### Excerpted records
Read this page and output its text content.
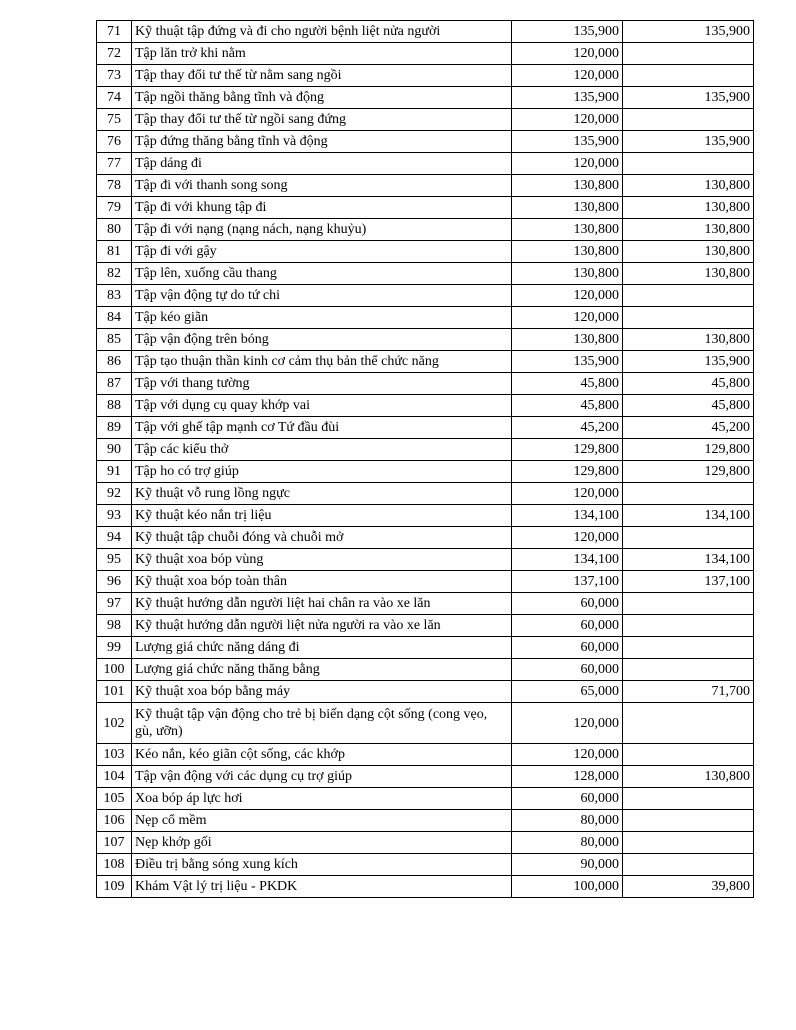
71	Kỹ thuật tập đứng và đi cho người bệnh liệt nửa người	135,900	135,900
72	Tập lăn trở khi nằm	120,000	
73	Tập thay đổi tư thế từ nằm sang ngồi	120,000	
74	Tập ngồi thăng bằng tĩnh và động	135,900	135,900
75	Tập thay đổi tư thế từ ngồi sang đứng	120,000	
76	Tập đứng thăng bằng tĩnh và động	135,900	135,900
77	Tập dáng đi	120,000	
78	Tập đi với thanh song song	130,800	130,800
79	Tập đi với khung tập đi	130,800	130,800
80	Tập đi với nạng (nạng nách, nạng khuỷu)	130,800	130,800
81	Tập đi với gậy	130,800	130,800
82	Tập lên, xuống cầu thang	130,800	130,800
83	Tập vận động tự do tứ chi	120,000	
84	Tập kéo giãn	120,000	
85	Tập vận động trên bóng	130,800	130,800
86	Tập tạo thuận thần kinh cơ cảm thụ bản thể chức năng	135,900	135,900
87	Tập với thang tường	45,800	45,800
88	Tập với dụng cụ quay khớp vai	45,800	45,800
89	Tập với ghế tập mạnh cơ Tứ đầu đùi	45,200	45,200
90	Tập các kiểu thở	129,800	129,800
91	Tập ho có trợ giúp	129,800	129,800
92	Kỹ thuật vỗ rung lồng ngực	120,000	
93	Kỹ thuật kéo nắn trị liệu	134,100	134,100
94	Kỹ thuật tập chuỗi đóng và chuỗi mở	120,000	
95	Kỹ thuật xoa bóp vùng	134,100	134,100
96	Kỹ thuật xoa bóp toàn thân	137,100	137,100
97	Kỹ thuật hướng dẫn người liệt hai chân ra vào xe lăn	60,000	
98	Kỹ thuật hướng dẫn người liệt nửa người ra vào xe lăn	60,000	
99	Lượng giá chức năng dáng đi	60,000	
100	Lượng giá chức năng thăng bằng	60,000	
101	Kỹ thuật xoa bóp bằng máy	65,000	71,700
102	Kỹ thuật tập vận động cho trẻ bị biến dạng cột sống (cong vẹo, gù, ưỡn)	120,000	
103	Kéo nắn, kéo giãn cột sống, các khớp	120,000	
104	Tập vận động với các dụng cụ trợ giúp	128,000	130,800
105	Xoa bóp áp lực hơi	60,000	
106	Nẹp cổ mềm	80,000	
107	Nẹp khớp gối	80,000	
108	Điều trị bằng sóng xung kích	90,000	
109	Khám Vật lý trị liệu - PKDK	100,000	39,800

### Exercise goal
Copy out each line exactly, without the pictures.

### Solved exercise
Read this page and output its text content.
71	Kỹ thuật tập đứng và đi cho người bệnh liệt nửa người	135,900	135,900
72	Tập lăn trở khi nằm	120,000	
73	Tập thay đổi tư thế từ nằm sang ngồi	120,000	
74	Tập ngồi thăng bằng tĩnh và động	135,900	135,900
75	Tập thay đổi tư thế từ ngồi sang đứng	120,000	
76	Tập đứng thăng bằng tĩnh và động	135,900	135,900
77	Tập dáng đi	120,000	
78	Tập đi với thanh song song	130,800	130,800
79	Tập đi với khung tập đi	130,800	130,800
80	Tập đi với nạng (nạng nách, nạng khuỷu)	130,800	130,800
81	Tập đi với gậy	130,800	130,800
82	Tập lên, xuống cầu thang	130,800	130,800
83	Tập vận động tự do tứ chi	120,000	
84	Tập kéo giãn	120,000	
85	Tập vận động trên bóng	130,800	130,800
86	Tập tạo thuận thần kinh cơ cảm thụ bản thể chức năng	135,900	135,900
87	Tập với thang tường	45,800	45,800
88	Tập với dụng cụ quay khớp vai	45,800	45,800
89	Tập với ghế tập mạnh cơ Tứ đầu đùi	45,200	45,200
90	Tập các kiểu thở	129,800	129,800
91	Tập ho có trợ giúp	129,800	129,800
92	Kỹ thuật vỗ rung lồng ngực	120,000	
93	Kỹ thuật kéo nắn trị liệu	134,100	134,100
94	Kỹ thuật tập chuỗi đóng và chuỗi mở	120,000	
95	Kỹ thuật xoa bóp vùng	134,100	134,100
96	Kỹ thuật xoa bóp toàn thân	137,100	137,100
97	Kỹ thuật hướng dẫn người liệt hai chân ra vào xe lăn	60,000	
98	Kỹ thuật hướng dẫn người liệt nửa người ra vào xe lăn	60,000	
99	Lượng giá chức năng dáng đi	60,000	
100	Lượng giá chức năng thăng bằng	60,000	
101	Kỹ thuật xoa bóp bằng máy	65,000	71,700
102	Kỹ thuật tập vận động cho trẻ bị biến dạng cột sống (cong vẹo, gù, ưỡn)	120,000	
103	Kéo nắn, kéo giãn cột sống, các khớp	120,000	
104	Tập vận động với các dụng cụ trợ giúp	128,000	130,800
105	Xoa bóp áp lực hơi	60,000	
106	Nẹp cổ mềm	80,000	
107	Nẹp khớp gối	80,000	
108	Điều trị bằng sóng xung kích	90,000	
109	Khám Vật lý trị liệu - PKDK	100,000	39,800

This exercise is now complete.